Stored entries
○ ○ ○ ○

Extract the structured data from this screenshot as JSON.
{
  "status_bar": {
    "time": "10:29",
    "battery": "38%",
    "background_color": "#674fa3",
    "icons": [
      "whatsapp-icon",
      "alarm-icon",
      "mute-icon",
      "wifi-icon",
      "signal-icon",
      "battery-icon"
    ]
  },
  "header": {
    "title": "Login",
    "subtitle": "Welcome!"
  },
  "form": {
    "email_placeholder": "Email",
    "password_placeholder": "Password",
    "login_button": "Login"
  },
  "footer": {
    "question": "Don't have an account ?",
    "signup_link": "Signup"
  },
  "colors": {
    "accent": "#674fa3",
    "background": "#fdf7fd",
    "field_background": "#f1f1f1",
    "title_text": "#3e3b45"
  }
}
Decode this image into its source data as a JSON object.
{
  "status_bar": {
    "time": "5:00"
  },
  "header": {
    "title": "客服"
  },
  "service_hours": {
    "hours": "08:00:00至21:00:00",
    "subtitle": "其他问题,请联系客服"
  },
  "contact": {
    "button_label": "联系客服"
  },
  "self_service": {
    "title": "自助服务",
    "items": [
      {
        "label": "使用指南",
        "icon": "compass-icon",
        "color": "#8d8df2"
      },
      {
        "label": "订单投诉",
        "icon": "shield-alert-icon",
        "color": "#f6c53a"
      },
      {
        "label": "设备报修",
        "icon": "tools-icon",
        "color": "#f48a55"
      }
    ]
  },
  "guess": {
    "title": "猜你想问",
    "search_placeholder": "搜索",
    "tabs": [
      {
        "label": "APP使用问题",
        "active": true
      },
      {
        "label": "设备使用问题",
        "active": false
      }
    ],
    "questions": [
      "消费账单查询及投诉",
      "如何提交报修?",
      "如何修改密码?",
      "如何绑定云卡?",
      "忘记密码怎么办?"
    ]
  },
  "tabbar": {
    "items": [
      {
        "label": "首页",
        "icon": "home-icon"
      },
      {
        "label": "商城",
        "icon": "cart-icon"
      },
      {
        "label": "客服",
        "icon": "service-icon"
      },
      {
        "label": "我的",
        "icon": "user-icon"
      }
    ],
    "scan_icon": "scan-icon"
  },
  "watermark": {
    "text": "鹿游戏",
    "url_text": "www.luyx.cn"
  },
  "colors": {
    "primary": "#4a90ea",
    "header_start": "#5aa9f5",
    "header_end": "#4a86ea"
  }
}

○ ○ ○ ○

- **Work to complete**: Take the data above and return it exactly.

- **The completed task**:
Extract the structured data from this screenshot as JSON.
{
  "status_bar": {
    "time": "10:29",
    "battery": "38%",
    "background_color": "#674fa3",
    "icons": [
      "whatsapp-icon",
      "alarm-icon",
      "mute-icon",
      "wifi-icon",
      "signal-icon",
      "battery-icon"
    ]
  },
  "header": {
    "title": "Login",
    "subtitle": "Welcome!"
  },
  "form": {
    "email_placeholder": "Email",
    "password_placeholder": "Password",
    "login_button": "Login"
  },
  "footer": {
    "question": "Don't have an account ?",
    "signup_link": "Signup"
  },
  "colors": {
    "accent": "#674fa3",
    "background": "#fdf7fd",
    "field_background": "#f1f1f1",
    "title_text": "#3e3b45"
  }
}
Decode this image into its source data as a JSON object.
{
  "status_bar": {
    "time": "5:00"
  },
  "header": {
    "title": "客服"
  },
  "service_hours": {
    "hours": "08:00:00至21:00:00",
    "subtitle": "其他问题,请联系客服"
  },
  "contact": {
    "button_label": "联系客服"
  },
  "self_service": {
    "title": "自助服务",
    "items": [
      {
        "label": "使用指南",
        "icon": "compass-icon",
        "color": "#8d8df2"
      },
      {
        "label": "订单投诉",
        "icon": "shield-alert-icon",
        "color": "#f6c53a"
      },
      {
        "label": "设备报修",
        "icon": "tools-icon",
        "color": "#f48a55"
      }
    ]
  },
  "guess": {
    "title": "猜你想问",
    "search_placeholder": "搜索",
    "tabs": [
      {
        "label": "APP使用问题",
        "active": true
      },
      {
        "label": "设备使用问题",
        "active": false
      }
    ],
    "questions": [
      "消费账单查询及投诉",
      "如何提交报修?",
      "如何修改密码?",
      "如何绑定云卡?",
      "忘记密码怎么办?"
    ]
  },
  "tabbar": {
    "items": [
      {
        "label": "首页",
        "icon": "home-icon"
      },
      {
        "label": "商城",
        "icon": "cart-icon"
      },
      {
        "label": "客服",
        "icon": "service-icon"
      },
      {
        "label": "我的",
        "icon": "user-icon"
      }
    ],
    "scan_icon": "scan-icon"
  },
  "watermark": {
    "text": "鹿游戏",
    "url_text": "www.luyx.cn"
  },
  "colors": {
    "primary": "#4a90ea",
    "header_start": "#5aa9f5",
    "header_end": "#4a86ea"
  }
}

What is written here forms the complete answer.